== SHORT TASK 1 ==
In the listing, rewrite the part that opens with the line containing "search-label: Sök xyxy=(984,18,998,27)" and closes with the line containing "mina-sidor-button[interactable]: Mina sidor", changing "chevron-down-icon" to "caret-icon" and leaving all else unchanged.

== PAGE TEXT ==
********************

[SIGCIS-Members] SIGCIS's Contribution to SHOT's Discussion on its Future

Thomas Haigh thaigh at computer.org
Tue Oct 8 13:40:26 PDT 2013


Hello everyone,

 

Further to the recent exchange of emails, on the topic of SHOT's draft
report on its challenges and future direction
http://shot-talk.org/?page_id=30 we've been encouraged to write up something
as a reponse. The statement approved by the SIGCIS Executive Committee in
response to the report is below and at http://www.sigcis.org/response2013. I
also posted a somewhat shorter and less well formatted version on the SHOT
page itself with a link to the official text.

 

Of course that only captures the institutional response of SIGCIS, and I
encourage all of you to provide personal feedback on the SHOT page. SIGCIS
members are already well represented in the online conversation, with posts
from Paul Edwards, Marie Hicks, Jim Cortada, David Brock and Janet Abbate.
SHOT's future vitality is important to all of us.

********************

== PROVIDED INFORMATION ==
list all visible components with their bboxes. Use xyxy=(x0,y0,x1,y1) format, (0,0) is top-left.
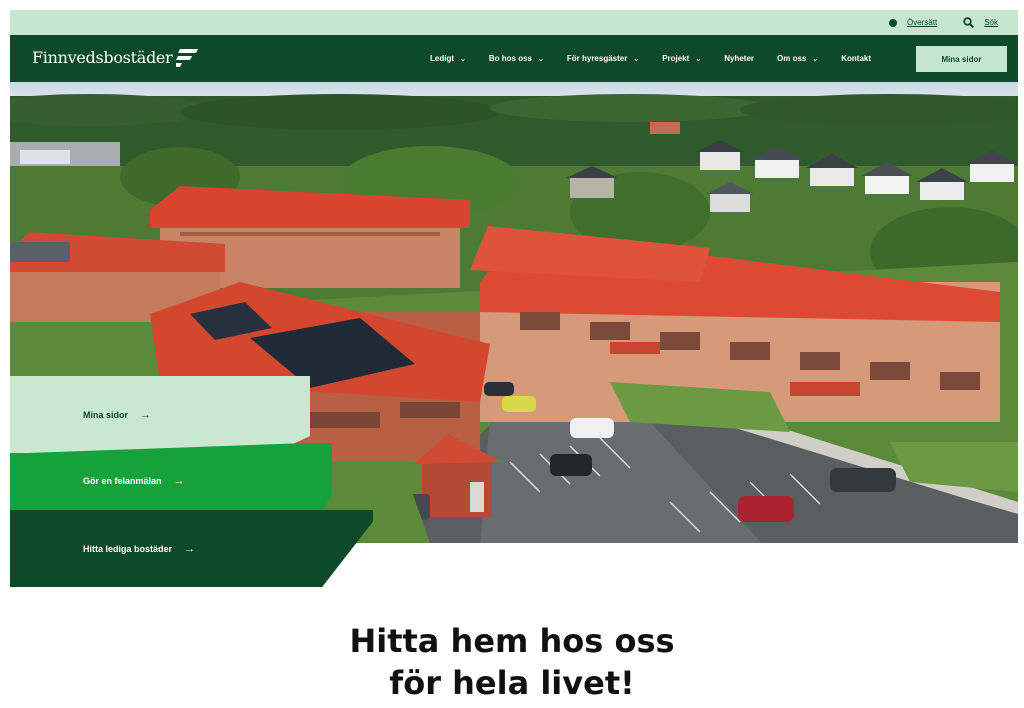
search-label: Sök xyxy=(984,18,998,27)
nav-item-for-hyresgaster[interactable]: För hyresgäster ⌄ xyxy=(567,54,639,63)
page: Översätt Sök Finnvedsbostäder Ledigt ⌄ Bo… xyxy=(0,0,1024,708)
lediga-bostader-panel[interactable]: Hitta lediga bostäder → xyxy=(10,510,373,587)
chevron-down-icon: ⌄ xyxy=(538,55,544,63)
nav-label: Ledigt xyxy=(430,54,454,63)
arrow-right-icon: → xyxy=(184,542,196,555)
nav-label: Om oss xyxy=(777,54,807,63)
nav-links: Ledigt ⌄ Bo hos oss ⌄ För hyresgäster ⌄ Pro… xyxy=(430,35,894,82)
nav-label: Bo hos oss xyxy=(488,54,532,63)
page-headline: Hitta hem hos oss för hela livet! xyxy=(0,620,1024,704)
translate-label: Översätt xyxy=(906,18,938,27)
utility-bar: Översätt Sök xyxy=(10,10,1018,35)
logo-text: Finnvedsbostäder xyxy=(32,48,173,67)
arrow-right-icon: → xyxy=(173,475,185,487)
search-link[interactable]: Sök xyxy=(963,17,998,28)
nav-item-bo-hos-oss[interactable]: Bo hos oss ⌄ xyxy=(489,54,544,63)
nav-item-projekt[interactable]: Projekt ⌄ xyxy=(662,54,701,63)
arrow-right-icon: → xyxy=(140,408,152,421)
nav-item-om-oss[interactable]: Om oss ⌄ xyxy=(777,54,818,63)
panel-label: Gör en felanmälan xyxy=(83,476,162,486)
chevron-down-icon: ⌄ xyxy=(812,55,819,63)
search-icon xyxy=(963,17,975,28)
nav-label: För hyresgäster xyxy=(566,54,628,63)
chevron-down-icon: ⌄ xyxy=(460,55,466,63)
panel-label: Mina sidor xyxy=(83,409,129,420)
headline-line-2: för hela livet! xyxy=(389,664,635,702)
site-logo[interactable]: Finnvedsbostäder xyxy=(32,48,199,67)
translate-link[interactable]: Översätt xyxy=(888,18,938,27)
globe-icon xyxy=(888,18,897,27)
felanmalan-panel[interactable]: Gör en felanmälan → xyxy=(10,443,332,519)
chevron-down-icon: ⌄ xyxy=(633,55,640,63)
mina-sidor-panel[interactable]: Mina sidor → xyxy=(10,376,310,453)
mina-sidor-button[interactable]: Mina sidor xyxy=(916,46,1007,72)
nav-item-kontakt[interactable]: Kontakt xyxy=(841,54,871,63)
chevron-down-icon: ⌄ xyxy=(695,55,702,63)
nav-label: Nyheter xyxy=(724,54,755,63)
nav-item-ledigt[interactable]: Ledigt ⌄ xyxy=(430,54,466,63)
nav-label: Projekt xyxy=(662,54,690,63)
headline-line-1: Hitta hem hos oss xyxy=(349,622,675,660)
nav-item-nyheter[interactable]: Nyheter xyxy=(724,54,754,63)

********************

== SHORT TASK 2 ==
Answer from the mailing-list post:
(a) On what date was it sent?
(b) Which body approved the statement responding to SHOT's report?
(c) Where did the sender post a shorter version?

== WORKED ANSWER 1 ==
search-label: Sök xyxy=(984,18,998,27)
nav-item-for-hyresgaster[interactable]: För hyresgäster ⌄ xyxy=(567,54,639,63)
page: Översätt Sök Finnvedsbostäder Ledigt ⌄ Bo… xyxy=(0,0,1024,708)
lediga-bostader-panel[interactable]: Hitta lediga bostäder → xyxy=(10,510,373,587)
caret-icon: ⌄ xyxy=(538,55,544,63)
nav-label: Ledigt xyxy=(430,54,454,63)
arrow-right-icon: → xyxy=(184,542,196,555)
nav-label: Om oss xyxy=(777,54,807,63)
nav-links: Ledigt ⌄ Bo hos oss ⌄ För hyresgäster ⌄ Pro… xyxy=(430,35,894,82)
nav-label: Bo hos oss xyxy=(488,54,532,63)
page-headline: Hitta hem hos oss för hela livet! xyxy=(0,620,1024,704)
translate-label: Översätt xyxy=(906,18,938,27)
utility-bar: Översätt Sök xyxy=(10,10,1018,35)
logo-text: Finnvedsbostäder xyxy=(32,48,173,67)
arrow-right-icon: → xyxy=(173,475,185,487)
search-link[interactable]: Sök xyxy=(963,17,998,28)
nav-item-bo-hos-oss[interactable]: Bo hos oss ⌄ xyxy=(489,54,544,63)
nav-item-projekt[interactable]: Projekt ⌄ xyxy=(662,54,701,63)
arrow-right-icon: → xyxy=(140,408,152,421)
nav-item-om-oss[interactable]: Om oss ⌄ xyxy=(777,54,818,63)
panel-label: Gör en felanmälan xyxy=(83,476,162,486)
caret-icon: ⌄ xyxy=(812,55,819,63)
search-icon xyxy=(963,17,975,28)
nav-label: För hyresgäster xyxy=(566,54,628,63)
caret-icon: ⌄ xyxy=(460,55,466,63)
panel-label: Mina sidor xyxy=(83,409,129,420)
headline-line-2: för hela livet! xyxy=(389,664,635,702)
site-logo[interactable]: Finnvedsbostäder xyxy=(32,48,199,67)
translate-link[interactable]: Översätt xyxy=(888,18,938,27)
globe-icon xyxy=(888,18,897,27)
felanmalan-panel[interactable]: Gör en felanmälan → xyxy=(10,443,332,519)
caret-icon: ⌄ xyxy=(633,55,640,63)
mina-sidor-panel[interactable]: Mina sidor → xyxy=(10,376,310,453)
mina-sidor-button[interactable]: Mina sidor xyxy=(916,46,1007,72)

== WORKED ANSWER 2 ==
(a) Tue Oct 8, 2013
(b) The SIGCIS Executive Committee
(c) On the SHOT page itself